--- start of Dataset rows ---

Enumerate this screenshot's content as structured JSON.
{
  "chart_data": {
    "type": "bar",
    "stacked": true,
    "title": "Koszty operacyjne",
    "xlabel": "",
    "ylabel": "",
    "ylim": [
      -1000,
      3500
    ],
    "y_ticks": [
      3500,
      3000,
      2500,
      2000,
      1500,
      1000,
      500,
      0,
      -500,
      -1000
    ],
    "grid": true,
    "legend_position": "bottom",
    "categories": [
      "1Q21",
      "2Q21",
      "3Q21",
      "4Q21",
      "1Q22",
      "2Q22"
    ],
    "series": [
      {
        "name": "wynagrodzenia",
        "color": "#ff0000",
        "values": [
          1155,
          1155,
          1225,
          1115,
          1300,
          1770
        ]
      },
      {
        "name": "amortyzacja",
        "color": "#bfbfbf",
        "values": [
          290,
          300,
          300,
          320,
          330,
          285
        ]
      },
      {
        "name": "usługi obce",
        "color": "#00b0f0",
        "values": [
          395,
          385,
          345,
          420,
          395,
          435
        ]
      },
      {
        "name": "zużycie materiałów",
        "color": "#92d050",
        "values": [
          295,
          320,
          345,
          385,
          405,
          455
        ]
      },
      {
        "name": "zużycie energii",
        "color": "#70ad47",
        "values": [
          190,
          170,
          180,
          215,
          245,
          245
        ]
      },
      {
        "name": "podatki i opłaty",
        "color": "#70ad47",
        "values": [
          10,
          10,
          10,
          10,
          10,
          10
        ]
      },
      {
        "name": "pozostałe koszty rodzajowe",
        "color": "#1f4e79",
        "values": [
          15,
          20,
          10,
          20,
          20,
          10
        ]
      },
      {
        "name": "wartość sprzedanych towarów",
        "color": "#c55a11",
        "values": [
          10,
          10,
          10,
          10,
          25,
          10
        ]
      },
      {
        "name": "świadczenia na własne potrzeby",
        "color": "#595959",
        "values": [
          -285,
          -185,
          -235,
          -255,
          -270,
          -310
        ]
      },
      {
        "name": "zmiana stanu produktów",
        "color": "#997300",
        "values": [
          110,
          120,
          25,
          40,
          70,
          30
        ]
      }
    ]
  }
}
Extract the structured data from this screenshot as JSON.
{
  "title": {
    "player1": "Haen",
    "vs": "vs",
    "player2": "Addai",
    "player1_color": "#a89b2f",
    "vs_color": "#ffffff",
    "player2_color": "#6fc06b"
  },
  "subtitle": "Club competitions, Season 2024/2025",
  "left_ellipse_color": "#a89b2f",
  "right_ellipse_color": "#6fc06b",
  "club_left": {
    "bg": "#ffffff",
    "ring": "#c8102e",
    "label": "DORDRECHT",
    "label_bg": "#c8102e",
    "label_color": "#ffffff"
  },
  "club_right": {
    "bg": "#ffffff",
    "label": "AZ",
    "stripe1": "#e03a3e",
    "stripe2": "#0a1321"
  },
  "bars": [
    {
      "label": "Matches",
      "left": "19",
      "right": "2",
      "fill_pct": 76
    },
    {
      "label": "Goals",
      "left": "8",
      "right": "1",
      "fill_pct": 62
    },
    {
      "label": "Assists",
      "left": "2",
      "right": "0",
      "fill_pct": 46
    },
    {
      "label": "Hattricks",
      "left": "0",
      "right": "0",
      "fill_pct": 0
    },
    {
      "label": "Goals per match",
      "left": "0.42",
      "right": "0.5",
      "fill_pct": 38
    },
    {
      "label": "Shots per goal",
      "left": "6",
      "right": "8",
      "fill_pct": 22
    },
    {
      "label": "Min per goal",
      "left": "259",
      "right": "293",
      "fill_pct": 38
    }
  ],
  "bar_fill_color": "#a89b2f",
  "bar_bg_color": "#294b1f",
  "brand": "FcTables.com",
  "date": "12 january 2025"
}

--- end of Dataset rows ---
--- start of Dataset rows ---

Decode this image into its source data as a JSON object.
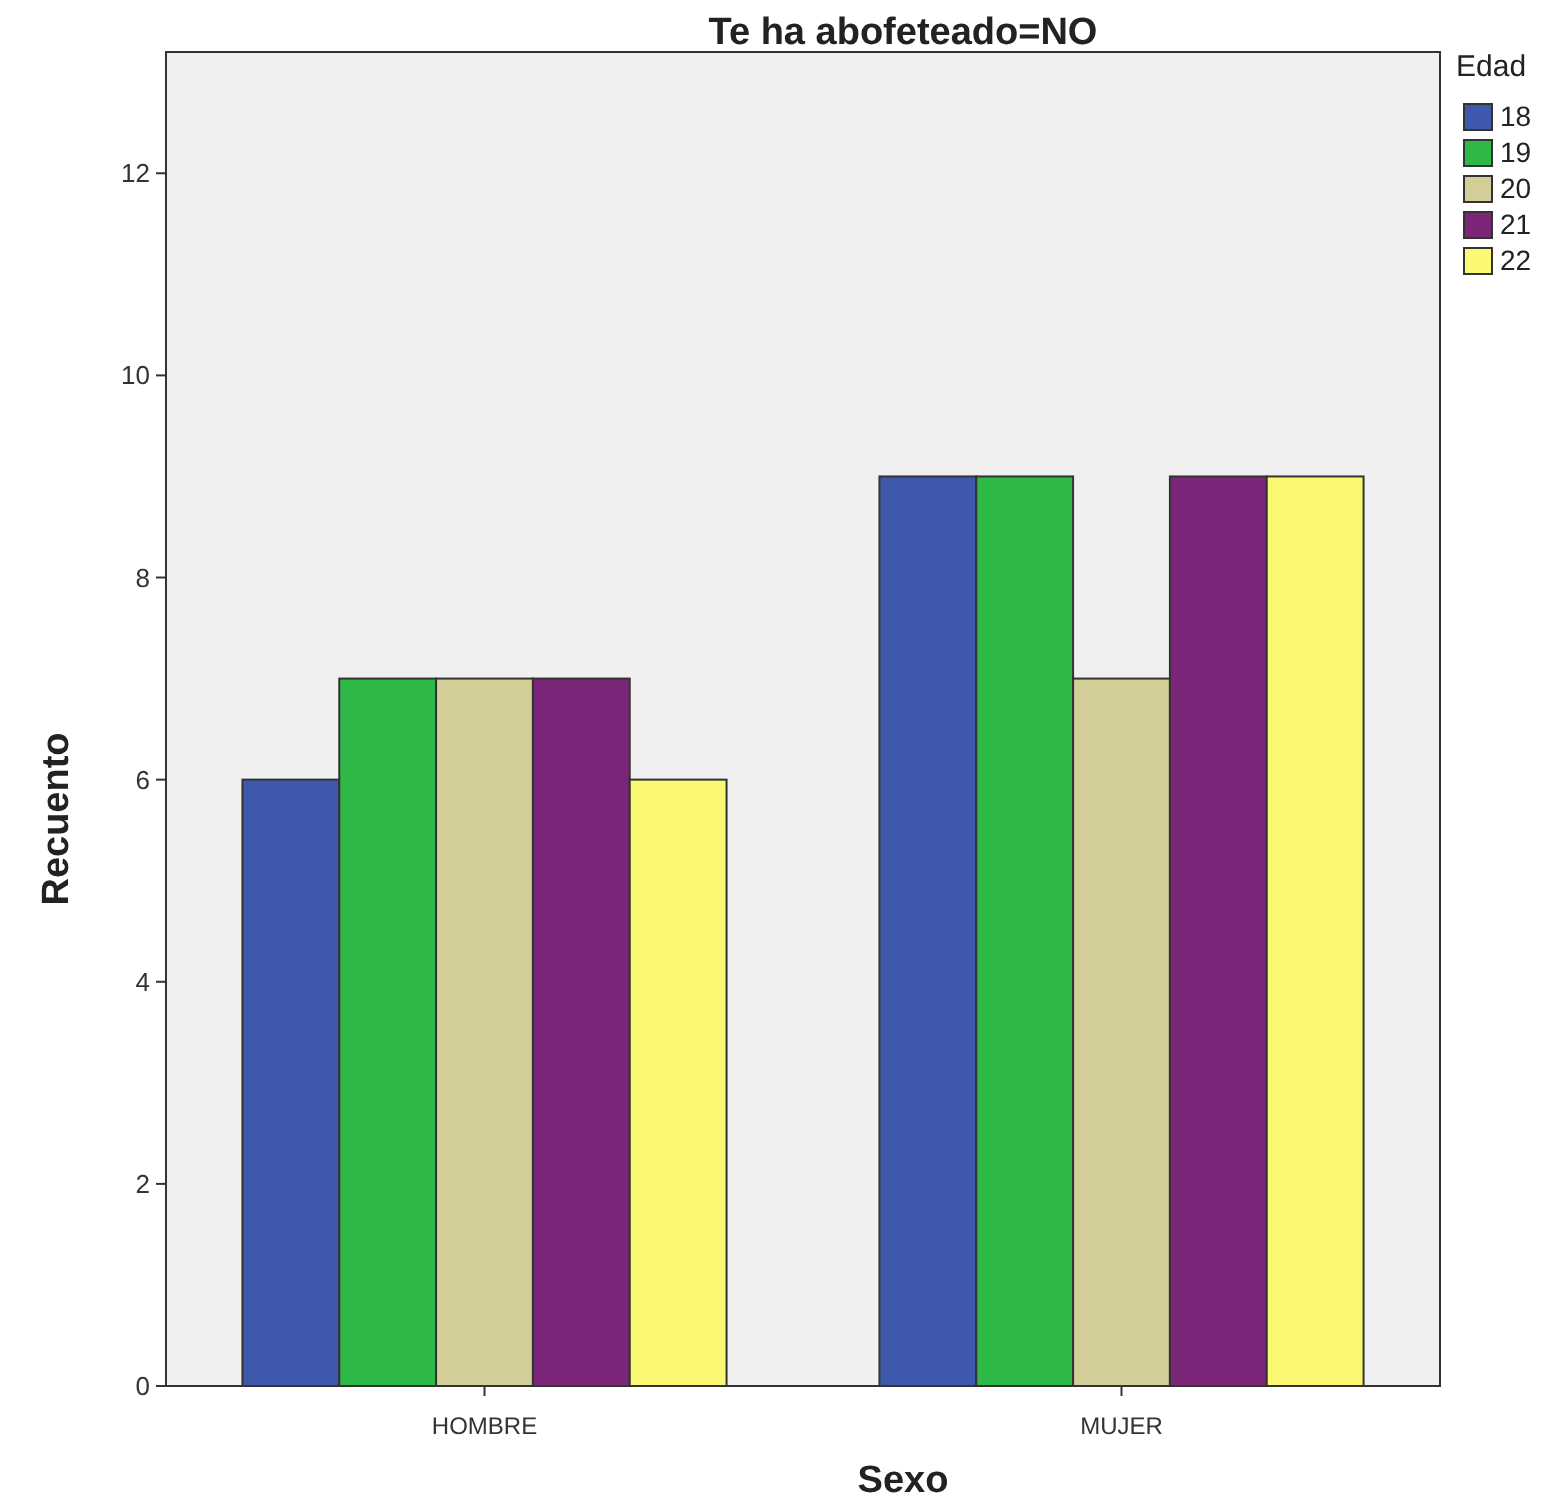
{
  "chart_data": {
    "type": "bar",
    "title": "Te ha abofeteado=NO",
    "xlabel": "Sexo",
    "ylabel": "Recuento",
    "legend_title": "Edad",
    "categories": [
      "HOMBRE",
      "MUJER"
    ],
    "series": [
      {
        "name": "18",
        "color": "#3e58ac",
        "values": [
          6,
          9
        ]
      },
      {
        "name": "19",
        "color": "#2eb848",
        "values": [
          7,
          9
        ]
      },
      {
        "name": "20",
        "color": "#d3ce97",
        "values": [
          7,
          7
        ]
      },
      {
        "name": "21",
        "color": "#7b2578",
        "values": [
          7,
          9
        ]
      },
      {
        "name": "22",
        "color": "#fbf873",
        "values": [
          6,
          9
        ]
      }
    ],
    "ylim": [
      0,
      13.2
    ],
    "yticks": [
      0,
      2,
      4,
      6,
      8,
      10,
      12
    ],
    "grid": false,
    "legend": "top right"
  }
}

--- end of Dataset rows ---

- **Work required**
Copy out all lines from the material above that contain the string "structured".

- **Response below**
Enumerate this screenshot's content as structured JSON.
Extract the structured data from this screenshot as JSON.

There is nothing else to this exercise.